Reproduce each line exactly, including spacing and punctuation.

:: Exercise material

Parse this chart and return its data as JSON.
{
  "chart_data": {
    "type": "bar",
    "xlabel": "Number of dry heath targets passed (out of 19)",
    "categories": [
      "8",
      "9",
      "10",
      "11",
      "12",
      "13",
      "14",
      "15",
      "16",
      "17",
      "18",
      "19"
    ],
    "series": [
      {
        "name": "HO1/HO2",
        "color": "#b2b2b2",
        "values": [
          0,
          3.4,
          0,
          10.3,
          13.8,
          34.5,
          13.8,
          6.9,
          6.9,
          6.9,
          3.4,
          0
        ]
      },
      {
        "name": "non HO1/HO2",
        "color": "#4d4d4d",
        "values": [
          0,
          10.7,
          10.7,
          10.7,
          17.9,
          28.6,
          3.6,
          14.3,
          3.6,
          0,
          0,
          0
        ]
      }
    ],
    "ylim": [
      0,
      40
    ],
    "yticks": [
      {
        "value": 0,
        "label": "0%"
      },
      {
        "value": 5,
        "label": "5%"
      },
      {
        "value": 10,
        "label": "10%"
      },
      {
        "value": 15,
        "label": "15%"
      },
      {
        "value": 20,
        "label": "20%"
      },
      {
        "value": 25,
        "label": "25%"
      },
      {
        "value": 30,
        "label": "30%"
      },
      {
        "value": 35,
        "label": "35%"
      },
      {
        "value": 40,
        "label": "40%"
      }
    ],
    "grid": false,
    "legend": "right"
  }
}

::::

Full answer
Parse this chart and return its data as JSON.
{
  "chart_data": {
    "type": "bar",
    "xlabel": "Number of dry heath targets passed (out of 19)",
    "categories": [
      "8",
      "9",
      "10",
      "11",
      "12",
      "13",
      "14",
      "15",
      "16",
      "17",
      "18",
      "19"
    ],
    "series": [
      {
        "name": "HO1/HO2",
        "color": "#b2b2b2",
        "values": [
          0,
          3.4,
          0,
          10.3,
          13.8,
          34.5,
          13.8,
          6.9,
          6.9,
          6.9,
          3.4,
          0
        ]
      },
      {
        "name": "non HO1/HO2",
        "color": "#4d4d4d",
        "values": [
          0,
          10.7,
          10.7,
          10.7,
          17.9,
          28.6,
          3.6,
          14.3,
          3.6,
          0,
          0,
          0
        ]
      }
    ],
    "ylim": [
      0,
      40
    ],
    "yticks": [
      {
        "value": 0,
        "label": "0%"
      },
      {
        "value": 5,
        "label": "5%"
      },
      {
        "value": 10,
        "label": "10%"
      },
      {
        "value": 15,
        "label": "15%"
      },
      {
        "value": 20,
        "label": "20%"
      },
      {
        "value": 25,
        "label": "25%"
      },
      {
        "value": 30,
        "label": "30%"
      },
      {
        "value": 35,
        "label": "35%"
      },
      {
        "value": 40,
        "label": "40%"
      }
    ],
    "grid": false,
    "legend": "right"
  }
}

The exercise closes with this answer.